--- start Source extract ---

# How do I remove this bushing?



## kolbasz (Jun 7, 2017)

Was trying to figure out why my pinion was slipping and destroying my sprocket in the wheel. Figured out the transmission rod had some play.


----------



## Greendoc (Mar 24, 2018)

propane torch and a press.


----------



## Colonel K0rn (Jul 4, 2017)

Greendoc said:


> propane torch and a press.


This man presses!


----------



## kolbasz (Jun 7, 2017)

Ha, that was easy. Just a tap after I went and bought chisels and a torch. Guess when it is half a bushing things are different.


----------



## kolbasz (Jun 7, 2017)

@Greendoc @Colonel K0rn

Do you guys know if the new bushing should move freely?

Guy at John Deere said it should, "it's a bushing", but I could not get it in without some love taps from a mallet.

I did check the other side, I can move it with a screwdriver, making the guy at John Deere right. But should I be worried? It definitely doesn't soon with the transmission rod, the rod spins in it, so a part of me says it should be ok, but I also don't want it leading to other issues down the road.


----------



## Greendoc (Mar 24, 2018)

@kolbasz Bushings should take moderate force to seat in their housing. The shaft that is supposed to turn in the bushing should do so without excessive play. I use this









to keep the bushing in place and some good grease on the shaft to prevent friction.


----------



## gene_stl (Oct 29, 2017)

What he said!
Nobody ever got fired for using a Loctite product. (correctly that is)


----------



## Colonel K0rn (Jul 4, 2017)

Your shaft might be worn now, judging by the picture showing only half of a bushing!


----------



## kolbasz (Jun 7, 2017)

Colonel K0rn said:


> Your shaft might be worn now, judging by the picture showing only half of a bushing!


Excellent @Greendoc , there is no excessive play. The shaft sits good.

Put some greese and everything is money. The biggest concern was bashing the bushing into it's eternal resting place. It is in there sold and the shaft spins as expected.

The concern was about the need to bang it in there. But if that is normal, I think all is good.


----------



## MasterMech (Sep 24, 2017)

gene_stl said:


> What he said!
> Nobody ever got fired for using a Loctite product. (correctly that is)


Years ago, I spent the better part of a morning attempting to remove brake drums from an old John Deere F-series front mount mower. The drums on those machines mount to a tapered hub, and someone at some point had decided to use green Loctite to ensure those drums would not pop off those hubs when I needed them to. Once I realized what was up, I broke out the torch, heated the drums and they pretty much fell off on their own. Had I known who decided to Loctite those drums in place, I prolly would have been ok with firing the SOB on the spot. :lol:


----------



## Greendoc (Mar 24, 2018)

@MasterMech There are places for Loctite and then there are places for Antiseize.


----------



## gene_stl (Oct 29, 2017)

I use copper antiseize on my mower blade spindles.


----------

--- end Source extract ---
--- start Dataset extract ---

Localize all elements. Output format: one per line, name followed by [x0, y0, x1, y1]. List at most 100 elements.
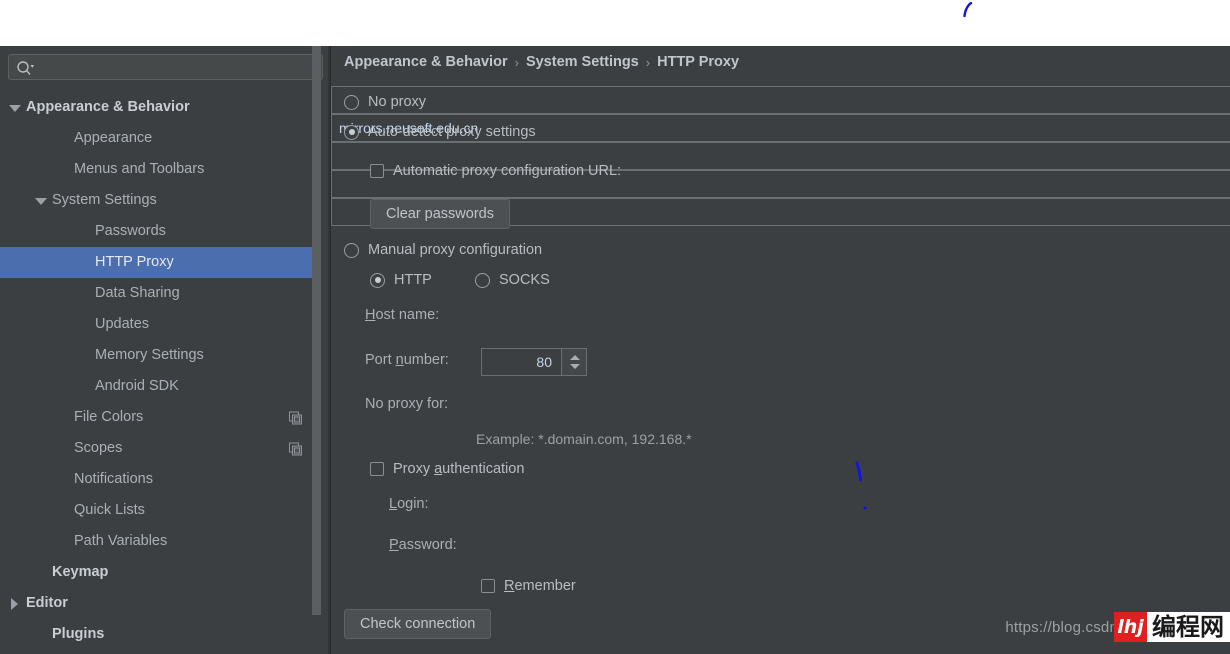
- checkbox-remember[interactable]: Remember: [481, 578, 576, 594]
- breadcrumb-separator: ›: [645, 54, 651, 70]
- sidebar-item-label: File Colors: [74, 409, 144, 426]
- sidebar-search[interactable]: [8, 54, 323, 80]
- login-label: Login:: [389, 496, 429, 512]
- ink-annotation-dot: [863, 506, 867, 510]
- auto-detect-radio-indicator: [344, 124, 359, 140]
- no-proxy-radio-indicator: [344, 94, 359, 110]
- manual-proxy-radio-indicator: [344, 242, 359, 258]
- sidebar-item-label: Quick Lists: [74, 502, 145, 519]
- no-proxy-label: No proxy: [368, 94, 427, 110]
- radio-auto-detect[interactable]: Auto-detect proxy settings: [344, 124, 536, 140]
- remember-checkbox-indicator: [481, 579, 495, 593]
- ink-annotation-top: [963, 2, 973, 18]
- copy-settings-icon[interactable]: [289, 442, 302, 455]
- auto-config-url-input[interactable]: [331, 86, 1230, 114]
- host-name-mnemonic: H: [365, 307, 376, 323]
- auto-detect-label: Auto-detect proxy settings: [368, 124, 536, 140]
- radio-socks[interactable]: SOCKS: [475, 272, 550, 288]
- sidebar-item-label: HTTP Proxy: [95, 254, 174, 271]
- sidebar-item-label: Passwords: [95, 223, 166, 240]
- proxy-auth-checkbox-indicator: [370, 462, 384, 476]
- port-number-spin-buttons[interactable]: [562, 348, 587, 376]
- no-proxy-for-label-text: No proxy for:: [365, 396, 448, 412]
- sidebar-item-passwords[interactable]: Passwords: [0, 216, 320, 247]
- breadcrumb: Appearance & Behavior › System Settings › HT…: [344, 54, 739, 70]
- breadcrumb-item[interactable]: Appearance & Behavior: [344, 54, 508, 70]
- remember-label-rest: emember: [514, 578, 576, 594]
- sidebar-item-scopes[interactable]: Scopes: [0, 433, 320, 464]
- spin-up-icon[interactable]: [570, 355, 580, 360]
- sidebar-item-file-colors[interactable]: File Colors: [0, 402, 320, 433]
- sidebar-scrollbar[interactable]: [312, 46, 321, 615]
- checkbox-proxy-authentication[interactable]: Proxy authentication: [370, 461, 524, 477]
- chevron-down-icon[interactable]: [8, 101, 22, 115]
- sidebar-item-appearance-behavior[interactable]: Appearance & Behavior: [0, 92, 320, 123]
- check-connection-button[interactable]: Check connection: [344, 609, 492, 639]
- top-white-strip: [0, 0, 1230, 46]
- radio-no-proxy[interactable]: No proxy: [344, 94, 426, 110]
- sidebar-item-menus-and-toolbars[interactable]: Menus and Toolbars: [0, 154, 320, 185]
- sidebar-item-updates[interactable]: Updates: [0, 309, 320, 340]
- port-number-stepper[interactable]: 80: [481, 348, 587, 376]
- proxy-auth-label-pre: Proxy: [393, 461, 435, 477]
- host-name-label: Host name:: [365, 307, 439, 323]
- sidebar-item-label: Appearance & Behavior: [26, 99, 190, 116]
- chevron-right-icon[interactable]: [8, 597, 22, 611]
- ink-annotation-middle: [855, 461, 862, 482]
- chevron-down-icon[interactable]: [34, 194, 48, 208]
- password-label-rest: assword:: [398, 537, 457, 553]
- settings-dialog: Appearance & Behavior Appearance Menus and…: [0, 46, 1230, 654]
- sidebar-item-quick-lists[interactable]: Quick Lists: [0, 495, 320, 526]
- port-number-label-rest: umber:: [403, 352, 449, 368]
- sidebar-item-path-variables[interactable]: Path Variables: [0, 526, 320, 557]
- sidebar-item-label: System Settings: [52, 192, 157, 209]
- remember-mnemonic: R: [504, 578, 515, 594]
- sidebar-item-notifications[interactable]: Notifications: [0, 464, 320, 495]
- socks-label: SOCKS: [499, 272, 550, 288]
- port-number-label: Port number:: [365, 352, 449, 368]
- breadcrumb-item[interactable]: HTTP Proxy: [657, 54, 739, 70]
- sidebar-item-plugins[interactable]: Plugins: [0, 619, 320, 650]
- example-hint-text: Example: *.domain.com, 192.168.*: [476, 431, 692, 447]
- clear-passwords-label: Clear passwords: [386, 206, 494, 222]
- search-box[interactable]: [8, 54, 323, 80]
- sidebar-item-appearance[interactable]: Appearance: [0, 123, 320, 154]
- watermark: https://blog.csdn lhj 编程网: [1005, 610, 1230, 644]
- password-mnemonic: P: [389, 537, 399, 553]
- radio-http[interactable]: HTTP: [370, 272, 432, 288]
- spin-down-icon[interactable]: [570, 364, 580, 369]
- host-name-label-rest: ost name:: [375, 307, 440, 323]
- sidebar-item-memory-settings[interactable]: Memory Settings: [0, 340, 320, 371]
- sidebar-item-label: Data Sharing: [95, 285, 180, 302]
- settings-sidebar: Appearance & Behavior Appearance Menus and…: [0, 46, 331, 654]
- breadcrumb-item[interactable]: System Settings: [526, 54, 639, 70]
- radio-manual-proxy[interactable]: Manual proxy configuration: [344, 242, 542, 258]
- sidebar-item-http-proxy[interactable]: HTTP Proxy: [0, 247, 320, 278]
- sidebar-item-data-sharing[interactable]: Data Sharing: [0, 278, 320, 309]
- breadcrumb-separator: ›: [514, 54, 519, 70]
- clear-passwords-button[interactable]: Clear passwords: [370, 199, 510, 229]
- proxy-auth-label-rest: uthentication: [442, 461, 525, 477]
- sidebar-item-label: Keymap: [52, 564, 109, 581]
- sidebar-item-android-sdk[interactable]: Android SDK: [0, 371, 320, 402]
- password-label: Password:: [389, 537, 457, 553]
- no-proxy-for-label: No proxy for:: [365, 396, 448, 412]
- port-number-input[interactable]: 80: [481, 348, 562, 376]
- sidebar-item-keymap[interactable]: Keymap: [0, 557, 320, 588]
- sidebar-item-editor[interactable]: Editor: [0, 588, 320, 619]
- sidebar-item-system-settings[interactable]: System Settings: [0, 185, 320, 216]
- search-input[interactable]: [41, 55, 318, 79]
- settings-tree[interactable]: Appearance & Behavior Appearance Menus and…: [0, 92, 320, 654]
- checkbox-auto-config-url[interactable]: Automatic proxy configuration URL:: [370, 163, 621, 179]
- watermark-url: https://blog.csdn: [1005, 618, 1118, 636]
- copy-settings-icon[interactable]: [289, 411, 302, 424]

--- end Dataset extract ---

*Written exercise*
Rework the bushing-removal thread, beginning at the words "Put some greese" and stopping after "(Sep 24, 2017)", with "concern" changed to "worry" throughout.

*Result*
Put some greese and everything is money. The biggest worry was bashing the bushing into it's eternal resting place. It is in there sold and the shaft spins as expected.

The worry was about the need to bang it in there. But if that is normal, I think all is good.


----------



## MasterMech (Sep 24, 2017)